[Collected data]
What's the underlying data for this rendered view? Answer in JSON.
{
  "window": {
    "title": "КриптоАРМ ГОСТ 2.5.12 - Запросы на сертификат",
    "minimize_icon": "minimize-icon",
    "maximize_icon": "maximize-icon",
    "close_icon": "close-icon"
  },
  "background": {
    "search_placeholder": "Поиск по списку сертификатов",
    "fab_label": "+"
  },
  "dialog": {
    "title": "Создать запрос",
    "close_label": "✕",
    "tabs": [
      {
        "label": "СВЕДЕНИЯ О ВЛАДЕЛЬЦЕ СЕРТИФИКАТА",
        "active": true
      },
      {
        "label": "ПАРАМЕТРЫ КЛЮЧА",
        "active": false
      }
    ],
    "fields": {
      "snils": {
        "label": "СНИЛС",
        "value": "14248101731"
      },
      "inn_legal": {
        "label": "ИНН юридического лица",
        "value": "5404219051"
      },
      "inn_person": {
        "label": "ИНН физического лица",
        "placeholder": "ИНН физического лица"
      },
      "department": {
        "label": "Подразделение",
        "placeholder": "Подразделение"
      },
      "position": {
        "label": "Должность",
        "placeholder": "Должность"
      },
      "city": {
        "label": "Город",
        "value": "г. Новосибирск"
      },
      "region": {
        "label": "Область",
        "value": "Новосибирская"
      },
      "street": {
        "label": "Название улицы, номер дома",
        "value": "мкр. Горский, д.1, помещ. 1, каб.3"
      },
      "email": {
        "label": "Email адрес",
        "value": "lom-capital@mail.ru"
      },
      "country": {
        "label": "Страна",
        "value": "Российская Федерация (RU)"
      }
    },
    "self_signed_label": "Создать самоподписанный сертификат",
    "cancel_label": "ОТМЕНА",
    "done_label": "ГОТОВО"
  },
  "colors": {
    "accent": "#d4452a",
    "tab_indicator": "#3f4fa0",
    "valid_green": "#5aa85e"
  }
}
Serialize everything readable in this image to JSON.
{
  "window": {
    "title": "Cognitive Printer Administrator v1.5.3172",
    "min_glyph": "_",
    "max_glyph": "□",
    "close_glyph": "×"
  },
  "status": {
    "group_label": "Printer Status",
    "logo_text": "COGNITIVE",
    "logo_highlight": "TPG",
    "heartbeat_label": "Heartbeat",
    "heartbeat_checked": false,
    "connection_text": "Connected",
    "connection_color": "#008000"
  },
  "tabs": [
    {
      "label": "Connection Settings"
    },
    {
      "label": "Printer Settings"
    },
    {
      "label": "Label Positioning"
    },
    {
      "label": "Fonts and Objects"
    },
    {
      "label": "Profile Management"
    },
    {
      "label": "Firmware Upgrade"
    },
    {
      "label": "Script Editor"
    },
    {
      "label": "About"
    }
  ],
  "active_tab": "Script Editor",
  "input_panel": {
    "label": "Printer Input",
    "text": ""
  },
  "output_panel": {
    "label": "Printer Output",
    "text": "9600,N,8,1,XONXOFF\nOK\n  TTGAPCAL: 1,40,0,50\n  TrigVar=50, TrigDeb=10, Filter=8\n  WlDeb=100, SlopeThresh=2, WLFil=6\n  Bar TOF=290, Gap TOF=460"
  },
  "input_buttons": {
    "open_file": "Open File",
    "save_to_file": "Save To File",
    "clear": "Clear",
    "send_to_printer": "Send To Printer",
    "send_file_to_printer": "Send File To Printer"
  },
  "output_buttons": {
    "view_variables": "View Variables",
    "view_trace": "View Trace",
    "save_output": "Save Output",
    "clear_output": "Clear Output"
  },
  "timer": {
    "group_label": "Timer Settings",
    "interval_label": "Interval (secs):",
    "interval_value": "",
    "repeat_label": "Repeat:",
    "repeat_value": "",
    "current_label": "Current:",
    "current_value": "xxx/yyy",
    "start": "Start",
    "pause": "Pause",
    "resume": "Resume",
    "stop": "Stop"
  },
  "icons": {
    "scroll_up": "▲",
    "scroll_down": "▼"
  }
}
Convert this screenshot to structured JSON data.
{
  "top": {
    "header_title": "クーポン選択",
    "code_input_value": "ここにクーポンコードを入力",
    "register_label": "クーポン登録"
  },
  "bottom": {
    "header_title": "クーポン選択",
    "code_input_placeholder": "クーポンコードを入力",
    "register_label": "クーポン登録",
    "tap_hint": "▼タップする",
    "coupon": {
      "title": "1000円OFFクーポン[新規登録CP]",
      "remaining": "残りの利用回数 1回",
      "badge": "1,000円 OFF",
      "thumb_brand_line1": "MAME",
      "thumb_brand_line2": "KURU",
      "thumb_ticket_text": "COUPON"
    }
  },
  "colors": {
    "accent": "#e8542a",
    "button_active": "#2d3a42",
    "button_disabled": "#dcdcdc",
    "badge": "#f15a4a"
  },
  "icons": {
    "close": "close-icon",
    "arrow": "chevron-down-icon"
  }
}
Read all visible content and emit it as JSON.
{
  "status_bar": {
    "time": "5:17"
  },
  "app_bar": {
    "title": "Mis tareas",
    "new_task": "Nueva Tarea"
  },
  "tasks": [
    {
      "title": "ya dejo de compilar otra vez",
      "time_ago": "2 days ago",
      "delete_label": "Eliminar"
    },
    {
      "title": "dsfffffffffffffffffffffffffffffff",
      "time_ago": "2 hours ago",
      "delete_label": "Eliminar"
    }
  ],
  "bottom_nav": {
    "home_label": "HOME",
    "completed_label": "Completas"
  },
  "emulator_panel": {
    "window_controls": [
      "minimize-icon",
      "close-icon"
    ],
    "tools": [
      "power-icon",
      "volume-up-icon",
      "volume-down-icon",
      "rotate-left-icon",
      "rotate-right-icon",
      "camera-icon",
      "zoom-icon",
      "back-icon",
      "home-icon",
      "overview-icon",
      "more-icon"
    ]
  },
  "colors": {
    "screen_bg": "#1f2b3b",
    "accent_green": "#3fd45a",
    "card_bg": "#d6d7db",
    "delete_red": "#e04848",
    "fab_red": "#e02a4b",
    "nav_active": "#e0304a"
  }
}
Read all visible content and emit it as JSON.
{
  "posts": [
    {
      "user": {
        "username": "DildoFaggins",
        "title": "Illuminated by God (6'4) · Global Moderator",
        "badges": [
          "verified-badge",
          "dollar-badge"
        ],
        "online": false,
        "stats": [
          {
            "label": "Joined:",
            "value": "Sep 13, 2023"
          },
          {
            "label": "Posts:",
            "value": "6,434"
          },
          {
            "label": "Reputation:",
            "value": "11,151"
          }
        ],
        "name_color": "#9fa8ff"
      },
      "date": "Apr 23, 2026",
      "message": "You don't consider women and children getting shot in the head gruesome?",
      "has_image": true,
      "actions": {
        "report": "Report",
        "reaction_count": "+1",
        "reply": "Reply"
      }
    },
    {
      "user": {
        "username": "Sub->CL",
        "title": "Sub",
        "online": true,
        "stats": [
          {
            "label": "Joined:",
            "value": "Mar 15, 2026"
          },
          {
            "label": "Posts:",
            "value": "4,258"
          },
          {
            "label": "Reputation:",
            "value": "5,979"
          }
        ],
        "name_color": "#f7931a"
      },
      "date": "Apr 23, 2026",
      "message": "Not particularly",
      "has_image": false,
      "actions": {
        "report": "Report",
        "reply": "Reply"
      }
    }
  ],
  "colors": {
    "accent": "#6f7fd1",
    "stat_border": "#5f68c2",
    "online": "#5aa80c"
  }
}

### Goal of the exercise
The lines above should be duplicated exactly.

### Result of this task
What's the underlying data for this rendered view? Answer in JSON.
{
  "window": {
    "title": "КриптоАРМ ГОСТ 2.5.12 - Запросы на сертификат",
    "minimize_icon": "minimize-icon",
    "maximize_icon": "maximize-icon",
    "close_icon": "close-icon"
  },
  "background": {
    "search_placeholder": "Поиск по списку сертификатов",
    "fab_label": "+"
  },
  "dialog": {
    "title": "Создать запрос",
    "close_label": "✕",
    "tabs": [
      {
        "label": "СВЕДЕНИЯ О ВЛАДЕЛЬЦЕ СЕРТИФИКАТА",
        "active": true
      },
      {
        "label": "ПАРАМЕТРЫ КЛЮЧА",
        "active": false
      }
    ],
    "fields": {
      "snils": {
        "label": "СНИЛС",
        "value": "14248101731"
      },
      "inn_legal": {
        "label": "ИНН юридического лица",
        "value": "5404219051"
      },
      "inn_person": {
        "label": "ИНН физического лица",
        "placeholder": "ИНН физического лица"
      },
      "department": {
        "label": "Подразделение",
        "placeholder": "Подразделение"
      },
      "position": {
        "label": "Должность",
        "placeholder": "Должность"
      },
      "city": {
        "label": "Город",
        "value": "г. Новосибирск"
      },
      "region": {
        "label": "Область",
        "value": "Новосибирская"
      },
      "street": {
        "label": "Название улицы, номер дома",
        "value": "мкр. Горский, д.1, помещ. 1, каб.3"
      },
      "email": {
        "label": "Email адрес",
        "value": "lom-capital@mail.ru"
      },
      "country": {
        "label": "Страна",
        "value": "Российская Федерация (RU)"
      }
    },
    "self_signed_label": "Создать самоподписанный сертификат",
    "cancel_label": "ОТМЕНА",
    "done_label": "ГОТОВО"
  },
  "colors": {
    "accent": "#d4452a",
    "tab_indicator": "#3f4fa0",
    "valid_green": "#5aa85e"
  }
}
Serialize everything readable in this image to JSON.
{
  "window": {
    "title": "Cognitive Printer Administrator v1.5.3172",
    "min_glyph": "_",
    "max_glyph": "□",
    "close_glyph": "×"
  },
  "status": {
    "group_label": "Printer Status",
    "logo_text": "COGNITIVE",
    "logo_highlight": "TPG",
    "heartbeat_label": "Heartbeat",
    "heartbeat_checked": false,
    "connection_text": "Connected",
    "connection_color": "#008000"
  },
  "tabs": [
    {
      "label": "Connection Settings"
    },
    {
      "label": "Printer Settings"
    },
    {
      "label": "Label Positioning"
    },
    {
      "label": "Fonts and Objects"
    },
    {
      "label": "Profile Management"
    },
    {
      "label": "Firmware Upgrade"
    },
    {
      "label": "Script Editor"
    },
    {
      "label": "About"
    }
  ],
  "active_tab": "Script Editor",
  "input_panel": {
    "label": "Printer Input",
    "text": ""
  },
  "output_panel": {
    "label": "Printer Output",
    "text": "9600,N,8,1,XONXOFF\nOK\n  TTGAPCAL: 1,40,0,50\n  TrigVar=50, TrigDeb=10, Filter=8\n  WlDeb=100, SlopeThresh=2, WLFil=6\n  Bar TOF=290, Gap TOF=460"
  },
  "input_buttons": {
    "open_file": "Open File",
    "save_to_file": "Save To File",
    "clear": "Clear",
    "send_to_printer": "Send To Printer",
    "send_file_to_printer": "Send File To Printer"
  },
  "output_buttons": {
    "view_variables": "View Variables",
    "view_trace": "View Trace",
    "save_output": "Save Output",
    "clear_output": "Clear Output"
  },
  "timer": {
    "group_label": "Timer Settings",
    "interval_label": "Interval (secs):",
    "interval_value": "",
    "repeat_label": "Repeat:",
    "repeat_value": "",
    "current_label": "Current:",
    "current_value": "xxx/yyy",
    "start": "Start",
    "pause": "Pause",
    "resume": "Resume",
    "stop": "Stop"
  },
  "icons": {
    "scroll_up": "▲",
    "scroll_down": "▼"
  }
}
Convert this screenshot to structured JSON data.
{
  "top": {
    "header_title": "クーポン選択",
    "code_input_value": "ここにクーポンコードを入力",
    "register_label": "クーポン登録"
  },
  "bottom": {
    "header_title": "クーポン選択",
    "code_input_placeholder": "クーポンコードを入力",
    "register_label": "クーポン登録",
    "tap_hint": "▼タップする",
    "coupon": {
      "title": "1000円OFFクーポン[新規登録CP]",
      "remaining": "残りの利用回数 1回",
      "badge": "1,000円 OFF",
      "thumb_brand_line1": "MAME",
      "thumb_brand_line2": "KURU",
      "thumb_ticket_text": "COUPON"
    }
  },
  "colors": {
    "accent": "#e8542a",
    "button_active": "#2d3a42",
    "button_disabled": "#dcdcdc",
    "badge": "#f15a4a"
  },
  "icons": {
    "close": "close-icon",
    "arrow": "chevron-down-icon"
  }
}
Read all visible content and emit it as JSON.
{
  "status_bar": {
    "time": "5:17"
  },
  "app_bar": {
    "title": "Mis tareas",
    "new_task": "Nueva Tarea"
  },
  "tasks": [
    {
      "title": "ya dejo de compilar otra vez",
      "time_ago": "2 days ago",
      "delete_label": "Eliminar"
    },
    {
      "title": "dsfffffffffffffffffffffffffffffff",
      "time_ago": "2 hours ago",
      "delete_label": "Eliminar"
    }
  ],
  "bottom_nav": {
    "home_label": "HOME",
    "completed_label": "Completas"
  },
  "emulator_panel": {
    "window_controls": [
      "minimize-icon",
      "close-icon"
    ],
    "tools": [
      "power-icon",
      "volume-up-icon",
      "volume-down-icon",
      "rotate-left-icon",
      "rotate-right-icon",
      "camera-icon",
      "zoom-icon",
      "back-icon",
      "home-icon",
      "overview-icon",
      "more-icon"
    ]
  },
  "colors": {
    "screen_bg": "#1f2b3b",
    "accent_green": "#3fd45a",
    "card_bg": "#d6d7db",
    "delete_red": "#e04848",
    "fab_red": "#e02a4b",
    "nav_active": "#e0304a"
  }
}
Read all visible content and emit it as JSON.
{
  "posts": [
    {
      "user": {
        "username": "DildoFaggins",
        "title": "Illuminated by God (6'4) · Global Moderator",
        "badges": [
          "verified-badge",
          "dollar-badge"
        ],
        "online": false,
        "stats": [
          {
            "label": "Joined:",
            "value": "Sep 13, 2023"
          },
          {
            "label": "Posts:",
            "value": "6,434"
          },
          {
            "label": "Reputation:",
            "value": "11,151"
          }
        ],
        "name_color": "#9fa8ff"
      },
      "date": "Apr 23, 2026",
      "message": "You don't consider women and children getting shot in the head gruesome?",
      "has_image": true,
      "actions": {
        "report": "Report",
        "reaction_count": "+1",
        "reply": "Reply"
      }
    },
    {
      "user": {
        "username": "Sub->CL",
        "title": "Sub",
        "online": true,
        "stats": [
          {
            "label": "Joined:",
            "value": "Mar 15, 2026"
          },
          {
            "label": "Posts:",
            "value": "4,258"
          },
          {
            "label": "Reputation:",
            "value": "5,979"
          }
        ],
        "name_color": "#f7931a"
      },
      "date": "Apr 23, 2026",
      "message": "Not particularly",
      "has_image": false,
      "actions": {
        "report": "Report",
        "reply": "Reply"
      }
    }
  ],
  "colors": {
    "accent": "#6f7fd1",
    "stat_border": "#5f68c2",
    "online": "#5aa80c"
  }
}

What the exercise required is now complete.